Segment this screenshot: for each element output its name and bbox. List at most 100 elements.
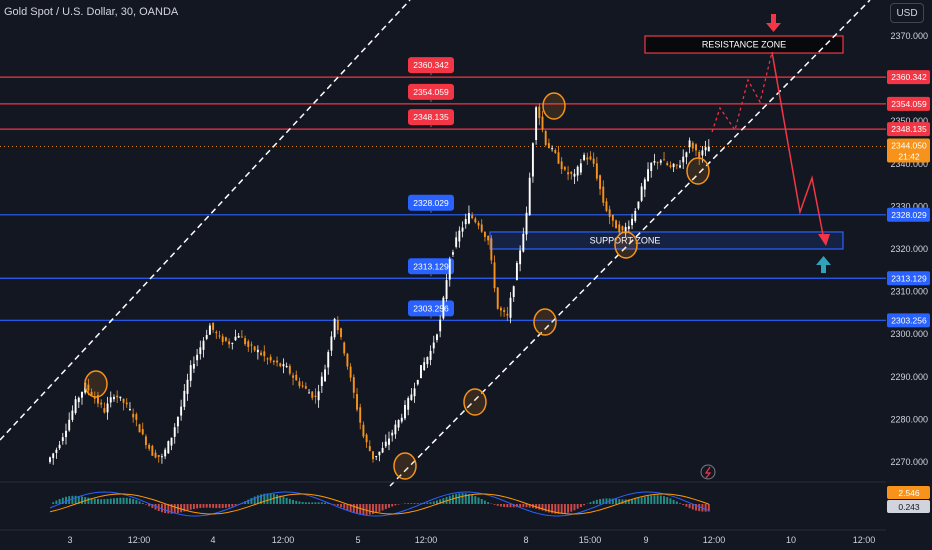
macd-hist-bar	[314, 502, 317, 504]
candle-body	[400, 417, 403, 422]
macd-hist-bar	[404, 503, 406, 504]
candle-body	[71, 410, 74, 420]
candle-body	[631, 218, 634, 226]
macd-hist-bar	[650, 495, 653, 504]
macd-hist-bar	[666, 497, 669, 504]
candle-body	[74, 399, 77, 413]
currency-button[interactable]: USD	[890, 3, 924, 23]
macd-hist-bar	[627, 499, 630, 504]
candle-body	[653, 160, 656, 163]
candle-body	[93, 396, 96, 399]
macd-hist-bar	[218, 504, 221, 509]
candle-body	[224, 337, 227, 341]
macd-hist-bar	[698, 504, 701, 512]
macd-hist-bar	[173, 504, 176, 514]
macd-hist-bar	[467, 493, 470, 504]
macd-hist-bar	[247, 499, 250, 504]
candle-body	[231, 342, 234, 344]
up-arrow-shaft	[821, 265, 826, 273]
macd-hist-bar	[432, 501, 435, 504]
candle-body	[356, 394, 358, 410]
candle-body	[675, 164, 678, 166]
macd-hist-bar	[100, 499, 103, 504]
x-tick-label: 8	[523, 535, 528, 545]
macd-hist-bar	[317, 502, 320, 504]
candle-body	[455, 237, 458, 247]
axis-level-tag	[887, 70, 930, 85]
candle-body	[132, 413, 135, 418]
candle-body	[176, 417, 179, 427]
macd-hist-bar	[340, 504, 342, 508]
macd-hist-bar	[455, 493, 458, 504]
candle-body	[707, 146, 710, 152]
candle-body	[160, 456, 163, 458]
projection-arrowhead	[818, 234, 830, 246]
candle-body	[522, 233, 525, 252]
macd-hist-bar	[266, 493, 269, 504]
candle-body	[439, 319, 442, 332]
macd-hist-bar	[132, 499, 135, 504]
candle-body	[317, 391, 320, 401]
candle-body	[113, 396, 115, 400]
candle-body	[333, 318, 336, 338]
candle-body	[563, 167, 566, 170]
y-tick-label: 2340.000	[890, 159, 928, 169]
macd-hist-bar	[77, 496, 80, 504]
candle-body	[330, 336, 333, 351]
candle-body	[397, 419, 400, 428]
macd-hist-bar	[394, 504, 397, 506]
candle-body	[490, 238, 493, 261]
candle-body	[295, 374, 298, 381]
current-price-tag	[887, 138, 930, 163]
macd-hist-bar	[189, 504, 192, 510]
macd-hist-bar	[288, 498, 291, 504]
candle-body	[407, 398, 410, 410]
axis-level-tag	[887, 207, 930, 222]
candle-body	[573, 173, 576, 177]
macd-value-tag	[887, 486, 930, 499]
candle-body	[49, 457, 51, 463]
candle-body	[605, 201, 608, 211]
candle-body	[487, 235, 490, 241]
macd-hist-bar	[276, 494, 279, 504]
candle-body	[608, 209, 611, 217]
macd-hist-bar	[253, 496, 256, 504]
touch-circle	[614, 231, 638, 259]
candle-body	[292, 375, 295, 378]
y-tick-label: 2320.000	[890, 244, 928, 254]
candle-body	[234, 336, 237, 341]
candle-body	[144, 436, 147, 445]
macd-hist-bar	[691, 504, 694, 510]
candle-body	[327, 352, 330, 368]
macd-hist-bar	[480, 499, 483, 504]
candle-body	[125, 402, 128, 405]
macd-hist-bar	[234, 504, 237, 506]
candle-body	[688, 140, 691, 148]
macd-hist-bar	[704, 504, 707, 512]
macd-hist-bar	[61, 497, 64, 504]
macd-line	[49, 491, 709, 517]
y-tick-label: 2310.000	[890, 287, 928, 297]
macd-hist-bar	[503, 504, 506, 508]
level-tag-label: 2303.256	[413, 303, 449, 313]
macd-hist-bar	[384, 504, 387, 510]
candle-body	[679, 165, 681, 168]
candle-body	[666, 162, 669, 165]
candle-body	[256, 349, 259, 353]
candle-body	[602, 186, 605, 203]
macd-hist-bar	[439, 499, 442, 504]
macd-hist-bar	[71, 495, 74, 504]
macd-hist-bar	[688, 504, 691, 509]
macd-hist-bar	[250, 498, 253, 504]
candle-body	[343, 342, 346, 354]
macd-hist-bar	[621, 499, 624, 504]
macd-hist-bar	[579, 504, 582, 508]
x-tick-label: 3	[67, 535, 72, 545]
candle-body	[496, 287, 499, 309]
candle-body	[503, 310, 506, 312]
level-tag	[408, 57, 454, 74]
x-tick-label: 12:00	[415, 535, 438, 545]
macd-hist-bar	[93, 498, 96, 504]
candle-body	[285, 365, 288, 368]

========================================

_OBJECTIVE_
Please edit the items above so that every "macd-hist-bar" becomes "histogram-bar" and nothing else changes. Leave the pictures out of your answer.

_ANSWER_
Segment this screenshot: for each element output its name and bbox. List at most 100 elements.
histogram-bar	[314, 502, 317, 504]
candle-body	[400, 417, 403, 422]
histogram-bar	[404, 503, 406, 504]
candle-body	[71, 410, 74, 420]
candle-body	[631, 218, 634, 226]
histogram-bar	[650, 495, 653, 504]
histogram-bar	[666, 497, 669, 504]
candle-body	[74, 399, 77, 413]
currency-button[interactable]: USD	[890, 3, 924, 23]
histogram-bar	[627, 499, 630, 504]
candle-body	[653, 160, 656, 163]
candle-body	[93, 396, 96, 399]
histogram-bar	[218, 504, 221, 509]
candle-body	[224, 337, 227, 341]
histogram-bar	[698, 504, 701, 512]
histogram-bar	[173, 504, 176, 514]
histogram-bar	[467, 493, 470, 504]
histogram-bar	[247, 499, 250, 504]
candle-body	[231, 342, 234, 344]
up-arrow-shaft	[821, 265, 826, 273]
histogram-bar	[432, 501, 435, 504]
candle-body	[356, 394, 358, 410]
candle-body	[675, 164, 678, 166]
histogram-bar	[100, 499, 103, 504]
x-tick-label: 8	[523, 535, 528, 545]
histogram-bar	[317, 502, 320, 504]
candle-body	[455, 237, 458, 247]
axis-level-tag	[887, 70, 930, 85]
candle-body	[132, 413, 135, 418]
candle-body	[176, 417, 179, 427]
histogram-bar	[340, 504, 342, 508]
histogram-bar	[455, 493, 458, 504]
candle-body	[707, 146, 710, 152]
candle-body	[160, 456, 163, 458]
projection-arrowhead	[818, 234, 830, 246]
candle-body	[522, 233, 525, 252]
histogram-bar	[266, 493, 269, 504]
candle-body	[439, 319, 442, 332]
histogram-bar	[132, 499, 135, 504]
candle-body	[317, 391, 320, 401]
candle-body	[113, 396, 115, 400]
candle-body	[333, 318, 336, 338]
candle-body	[563, 167, 566, 170]
y-tick-label: 2340.000	[890, 159, 928, 169]
histogram-bar	[77, 496, 80, 504]
candle-body	[330, 336, 333, 351]
candle-body	[397, 419, 400, 428]
histogram-bar	[394, 504, 397, 506]
candle-body	[490, 238, 493, 261]
candle-body	[295, 374, 298, 381]
current-price-tag	[887, 138, 930, 163]
histogram-bar	[189, 504, 192, 510]
histogram-bar	[288, 498, 291, 504]
candle-body	[407, 398, 410, 410]
axis-level-tag	[887, 207, 930, 222]
candle-body	[573, 173, 576, 177]
macd-value-tag	[887, 486, 930, 499]
candle-body	[49, 457, 51, 463]
candle-body	[605, 201, 608, 211]
candle-body	[487, 235, 490, 241]
histogram-bar	[276, 494, 279, 504]
candle-body	[608, 209, 611, 217]
histogram-bar	[253, 496, 256, 504]
touch-circle	[614, 231, 638, 259]
candle-body	[292, 375, 295, 378]
y-tick-label: 2320.000	[890, 244, 928, 254]
candle-body	[234, 336, 237, 341]
candle-body	[144, 436, 147, 445]
histogram-bar	[691, 504, 694, 510]
candle-body	[327, 352, 330, 368]
histogram-bar	[480, 499, 483, 504]
candle-body	[125, 402, 128, 405]
histogram-bar	[234, 504, 237, 506]
candle-body	[688, 140, 691, 148]
histogram-bar	[704, 504, 707, 512]
histogram-bar	[61, 497, 64, 504]
macd-line	[49, 491, 709, 517]
y-tick-label: 2310.000	[890, 287, 928, 297]
histogram-bar	[503, 504, 506, 508]
level-tag-label: 2303.256	[413, 303, 449, 313]
histogram-bar	[384, 504, 387, 510]
candle-body	[679, 165, 681, 168]
candle-body	[666, 162, 669, 165]
candle-body	[256, 349, 259, 353]
candle-body	[602, 186, 605, 203]
histogram-bar	[439, 499, 442, 504]
histogram-bar	[71, 495, 74, 504]
histogram-bar	[688, 504, 691, 509]
histogram-bar	[250, 498, 253, 504]
candle-body	[343, 342, 346, 354]
histogram-bar	[621, 499, 624, 504]
histogram-bar	[579, 504, 582, 508]
x-tick-label: 3	[67, 535, 72, 545]
candle-body	[496, 287, 499, 309]
candle-body	[503, 310, 506, 312]
level-tag	[408, 57, 454, 74]
x-tick-label: 12:00	[415, 535, 438, 545]
histogram-bar	[93, 498, 96, 504]
candle-body	[285, 365, 288, 368]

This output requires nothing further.